> [PROBLEM STATEMENT] Count how many lines below contain the word "JSON", then give that number alone.
——————
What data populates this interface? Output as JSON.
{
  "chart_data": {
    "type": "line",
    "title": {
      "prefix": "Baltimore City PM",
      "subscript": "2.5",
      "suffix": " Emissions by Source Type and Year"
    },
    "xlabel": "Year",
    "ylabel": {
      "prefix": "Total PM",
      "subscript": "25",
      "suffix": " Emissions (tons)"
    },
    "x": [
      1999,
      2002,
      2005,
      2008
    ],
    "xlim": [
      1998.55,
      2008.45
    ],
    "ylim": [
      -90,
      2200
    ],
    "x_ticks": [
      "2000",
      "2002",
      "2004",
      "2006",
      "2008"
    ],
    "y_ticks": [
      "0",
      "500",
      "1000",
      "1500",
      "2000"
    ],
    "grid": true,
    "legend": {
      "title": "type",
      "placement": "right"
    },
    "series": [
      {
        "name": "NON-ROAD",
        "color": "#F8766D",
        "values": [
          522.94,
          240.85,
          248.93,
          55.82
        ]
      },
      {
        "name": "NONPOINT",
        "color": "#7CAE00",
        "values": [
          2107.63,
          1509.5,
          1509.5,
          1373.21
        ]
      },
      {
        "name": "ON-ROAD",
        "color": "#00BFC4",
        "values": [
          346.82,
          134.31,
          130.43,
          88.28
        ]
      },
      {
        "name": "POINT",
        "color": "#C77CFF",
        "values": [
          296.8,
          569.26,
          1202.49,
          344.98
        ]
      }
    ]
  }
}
——————
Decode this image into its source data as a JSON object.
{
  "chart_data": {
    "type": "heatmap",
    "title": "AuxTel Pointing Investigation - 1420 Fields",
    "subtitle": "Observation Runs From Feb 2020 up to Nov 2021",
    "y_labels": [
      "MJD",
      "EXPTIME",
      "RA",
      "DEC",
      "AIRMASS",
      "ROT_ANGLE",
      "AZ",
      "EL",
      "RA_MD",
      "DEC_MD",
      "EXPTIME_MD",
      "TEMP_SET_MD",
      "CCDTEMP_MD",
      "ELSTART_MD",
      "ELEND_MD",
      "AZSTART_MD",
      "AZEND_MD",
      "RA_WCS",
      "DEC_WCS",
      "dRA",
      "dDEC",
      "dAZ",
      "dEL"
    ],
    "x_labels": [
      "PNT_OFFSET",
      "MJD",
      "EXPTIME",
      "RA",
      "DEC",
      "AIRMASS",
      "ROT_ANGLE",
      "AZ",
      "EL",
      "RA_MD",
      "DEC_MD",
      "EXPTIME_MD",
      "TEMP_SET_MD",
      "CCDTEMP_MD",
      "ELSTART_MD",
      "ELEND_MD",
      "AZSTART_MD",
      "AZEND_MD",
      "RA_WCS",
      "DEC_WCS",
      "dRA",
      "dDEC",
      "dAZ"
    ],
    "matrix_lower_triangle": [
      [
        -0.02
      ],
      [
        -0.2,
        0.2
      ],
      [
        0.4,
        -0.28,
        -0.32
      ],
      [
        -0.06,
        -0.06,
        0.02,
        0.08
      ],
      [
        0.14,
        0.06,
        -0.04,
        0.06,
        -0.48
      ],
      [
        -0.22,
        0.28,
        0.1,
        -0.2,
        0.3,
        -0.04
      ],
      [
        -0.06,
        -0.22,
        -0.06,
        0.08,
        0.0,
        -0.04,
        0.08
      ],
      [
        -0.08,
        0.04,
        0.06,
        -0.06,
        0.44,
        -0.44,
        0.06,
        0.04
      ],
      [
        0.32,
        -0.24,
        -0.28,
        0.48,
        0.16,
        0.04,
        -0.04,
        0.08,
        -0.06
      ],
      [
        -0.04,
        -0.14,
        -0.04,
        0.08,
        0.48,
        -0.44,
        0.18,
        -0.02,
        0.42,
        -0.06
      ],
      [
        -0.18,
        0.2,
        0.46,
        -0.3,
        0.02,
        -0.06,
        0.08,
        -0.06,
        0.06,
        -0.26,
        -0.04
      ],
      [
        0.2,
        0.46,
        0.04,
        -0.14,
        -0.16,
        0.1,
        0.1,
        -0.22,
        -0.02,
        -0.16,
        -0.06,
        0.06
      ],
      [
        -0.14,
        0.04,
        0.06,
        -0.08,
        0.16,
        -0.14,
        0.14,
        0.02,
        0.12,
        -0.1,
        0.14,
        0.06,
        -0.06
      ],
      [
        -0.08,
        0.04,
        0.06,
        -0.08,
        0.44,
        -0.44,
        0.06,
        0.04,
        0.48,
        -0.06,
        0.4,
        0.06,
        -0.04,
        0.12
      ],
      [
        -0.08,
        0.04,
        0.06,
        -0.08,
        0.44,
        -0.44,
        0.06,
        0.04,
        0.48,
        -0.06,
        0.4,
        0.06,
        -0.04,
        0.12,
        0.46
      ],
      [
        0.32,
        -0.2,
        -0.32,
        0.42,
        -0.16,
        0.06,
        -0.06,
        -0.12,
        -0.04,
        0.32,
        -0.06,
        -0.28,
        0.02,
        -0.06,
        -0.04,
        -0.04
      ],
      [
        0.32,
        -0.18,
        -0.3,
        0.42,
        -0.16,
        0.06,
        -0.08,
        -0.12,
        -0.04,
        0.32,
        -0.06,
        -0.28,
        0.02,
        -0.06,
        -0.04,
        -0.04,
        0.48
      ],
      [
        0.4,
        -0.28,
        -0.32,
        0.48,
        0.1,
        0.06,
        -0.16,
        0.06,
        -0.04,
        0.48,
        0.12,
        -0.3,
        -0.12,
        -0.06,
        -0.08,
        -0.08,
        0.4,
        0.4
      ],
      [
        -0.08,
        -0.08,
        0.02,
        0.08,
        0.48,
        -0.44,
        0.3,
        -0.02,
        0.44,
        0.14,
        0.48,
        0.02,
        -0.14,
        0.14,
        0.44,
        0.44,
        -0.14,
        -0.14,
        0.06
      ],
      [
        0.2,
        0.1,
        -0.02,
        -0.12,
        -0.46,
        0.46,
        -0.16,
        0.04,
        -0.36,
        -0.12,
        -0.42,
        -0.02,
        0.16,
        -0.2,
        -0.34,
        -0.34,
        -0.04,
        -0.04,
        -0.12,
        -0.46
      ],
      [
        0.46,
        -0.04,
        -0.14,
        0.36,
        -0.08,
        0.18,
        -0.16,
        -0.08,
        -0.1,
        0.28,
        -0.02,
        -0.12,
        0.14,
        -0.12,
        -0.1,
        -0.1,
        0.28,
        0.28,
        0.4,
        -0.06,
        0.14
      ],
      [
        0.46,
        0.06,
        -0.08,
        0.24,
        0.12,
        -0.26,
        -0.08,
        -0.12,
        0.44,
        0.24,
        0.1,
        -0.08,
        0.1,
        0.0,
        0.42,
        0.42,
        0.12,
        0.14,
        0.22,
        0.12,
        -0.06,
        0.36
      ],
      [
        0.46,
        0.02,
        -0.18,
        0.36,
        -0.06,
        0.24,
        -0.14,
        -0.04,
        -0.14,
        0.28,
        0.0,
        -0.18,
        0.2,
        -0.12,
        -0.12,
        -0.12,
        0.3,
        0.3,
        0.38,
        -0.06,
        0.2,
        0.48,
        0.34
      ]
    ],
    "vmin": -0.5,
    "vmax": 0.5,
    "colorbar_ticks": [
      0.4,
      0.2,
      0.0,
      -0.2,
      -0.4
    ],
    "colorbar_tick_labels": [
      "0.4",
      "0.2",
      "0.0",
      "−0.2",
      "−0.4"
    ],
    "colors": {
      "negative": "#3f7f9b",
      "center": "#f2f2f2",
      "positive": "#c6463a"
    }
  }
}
——————
> [FULL RESPONSE] 2